◆ **SET PROBLEM**
Do not carry the pictures over; copy every other part of the entries exactly.

◆ **DATA FOR THE TASK**
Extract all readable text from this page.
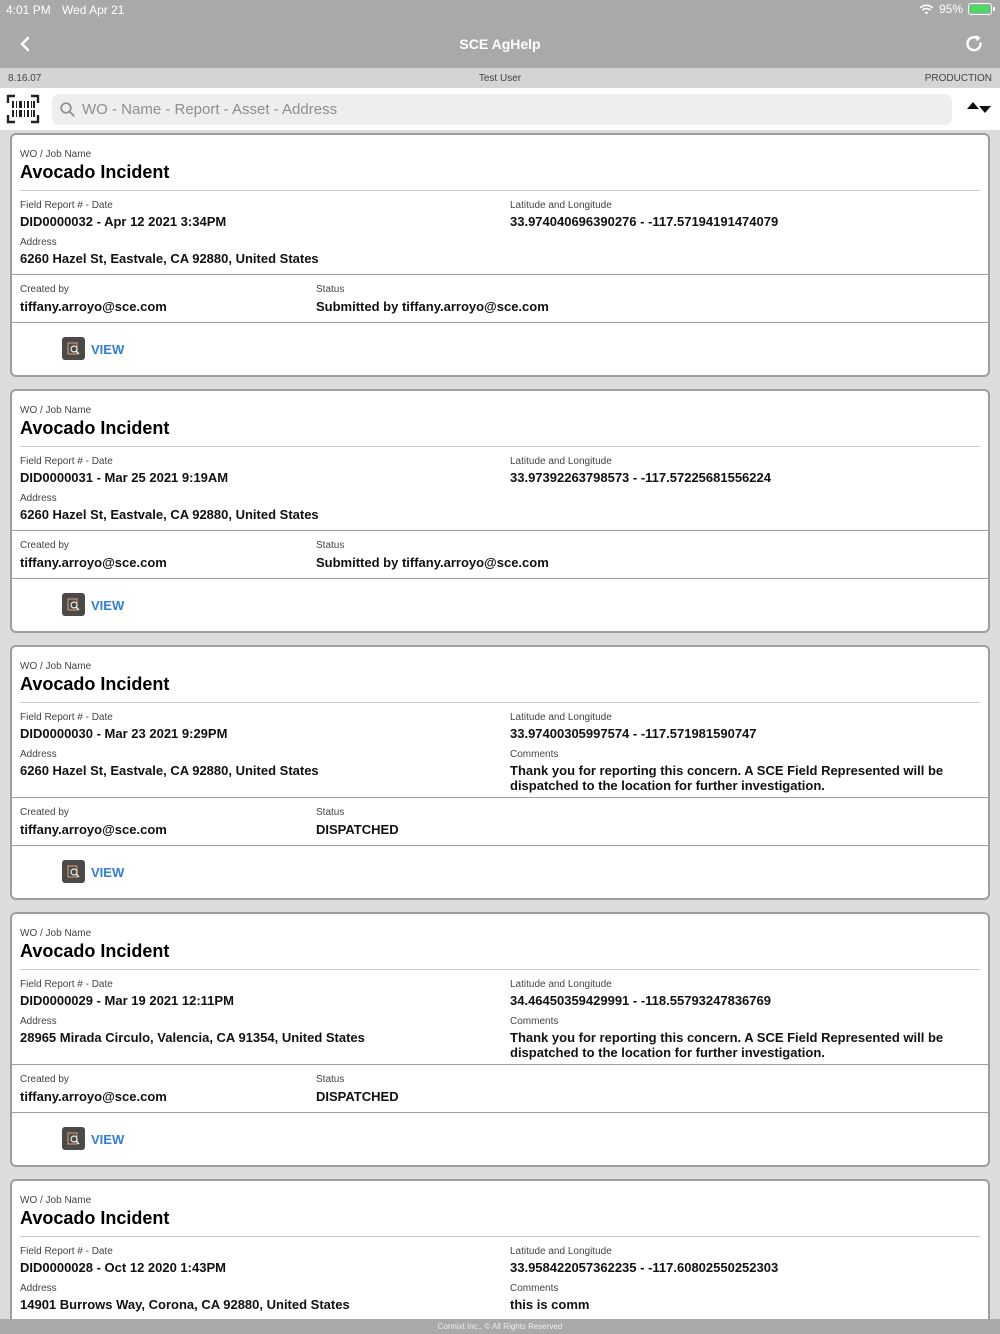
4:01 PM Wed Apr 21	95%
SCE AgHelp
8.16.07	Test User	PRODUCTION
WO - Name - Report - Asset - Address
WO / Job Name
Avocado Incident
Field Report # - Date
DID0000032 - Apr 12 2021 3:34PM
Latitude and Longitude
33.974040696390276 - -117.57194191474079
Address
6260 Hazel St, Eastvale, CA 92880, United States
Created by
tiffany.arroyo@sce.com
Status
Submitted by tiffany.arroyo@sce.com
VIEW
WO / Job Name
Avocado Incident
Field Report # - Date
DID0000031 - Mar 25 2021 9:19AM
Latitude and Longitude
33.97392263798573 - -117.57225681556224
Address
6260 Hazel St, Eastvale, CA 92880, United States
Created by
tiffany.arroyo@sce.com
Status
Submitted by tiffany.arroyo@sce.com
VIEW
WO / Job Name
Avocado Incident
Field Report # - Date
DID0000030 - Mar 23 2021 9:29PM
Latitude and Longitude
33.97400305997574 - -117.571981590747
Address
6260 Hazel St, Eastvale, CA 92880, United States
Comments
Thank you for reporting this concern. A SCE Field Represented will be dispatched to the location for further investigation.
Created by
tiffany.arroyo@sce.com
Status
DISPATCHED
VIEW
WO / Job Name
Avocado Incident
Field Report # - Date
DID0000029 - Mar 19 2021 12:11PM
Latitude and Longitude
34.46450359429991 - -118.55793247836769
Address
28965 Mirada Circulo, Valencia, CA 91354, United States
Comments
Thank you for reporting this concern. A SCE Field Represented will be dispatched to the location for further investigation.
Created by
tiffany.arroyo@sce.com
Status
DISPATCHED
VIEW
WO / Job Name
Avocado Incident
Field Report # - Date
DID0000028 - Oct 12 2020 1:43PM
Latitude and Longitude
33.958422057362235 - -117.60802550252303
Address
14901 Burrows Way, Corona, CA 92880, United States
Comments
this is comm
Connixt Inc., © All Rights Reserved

◆ **EXERCISE OUTPUT**
Extract all readable text from this page.
4:01 PM Wed Apr 21	95%
SCE AgHelp
8.16.07	Test User	PRODUCTION
WO - Name - Report - Asset - Address
WO / Job Name
Avocado Incident
Field Report # - Date
DID0000032 - Apr 12 2021 3:34PM
Latitude and Longitude
33.974040696390276 - -117.57194191474079
Address
6260 Hazel St, Eastvale, CA 92880, United States
Created by
tiffany.arroyo@sce.com
Status
Submitted by tiffany.arroyo@sce.com
VIEW
WO / Job Name
Avocado Incident
Field Report # - Date
DID0000031 - Mar 25 2021 9:19AM
Latitude and Longitude
33.97392263798573 - -117.57225681556224
Address
6260 Hazel St, Eastvale, CA 92880, United States
Created by
tiffany.arroyo@sce.com
Status
Submitted by tiffany.arroyo@sce.com
VIEW
WO / Job Name
Avocado Incident
Field Report # - Date
DID0000030 - Mar 23 2021 9:29PM
Latitude and Longitude
33.97400305997574 - -117.571981590747
Address
6260 Hazel St, Eastvale, CA 92880, United States
Comments
Thank you for reporting this concern. A SCE Field Represented will be dispatched to the location for further investigation.
Created by
tiffany.arroyo@sce.com
Status
DISPATCHED
VIEW
WO / Job Name
Avocado Incident
Field Report # - Date
DID0000029 - Mar 19 2021 12:11PM
Latitude and Longitude
34.46450359429991 - -118.55793247836769
Address
28965 Mirada Circulo, Valencia, CA 91354, United States
Comments
Thank you for reporting this concern. A SCE Field Represented will be dispatched to the location for further investigation.
Created by
tiffany.arroyo@sce.com
Status
DISPATCHED
VIEW
WO / Job Name
Avocado Incident
Field Report # - Date
DID0000028 - Oct 12 2020 1:43PM
Latitude and Longitude
33.958422057362235 - -117.60802550252303
Address
14901 Burrows Way, Corona, CA 92880, United States
Comments
this is comm
Connixt Inc., © All Rights Reserved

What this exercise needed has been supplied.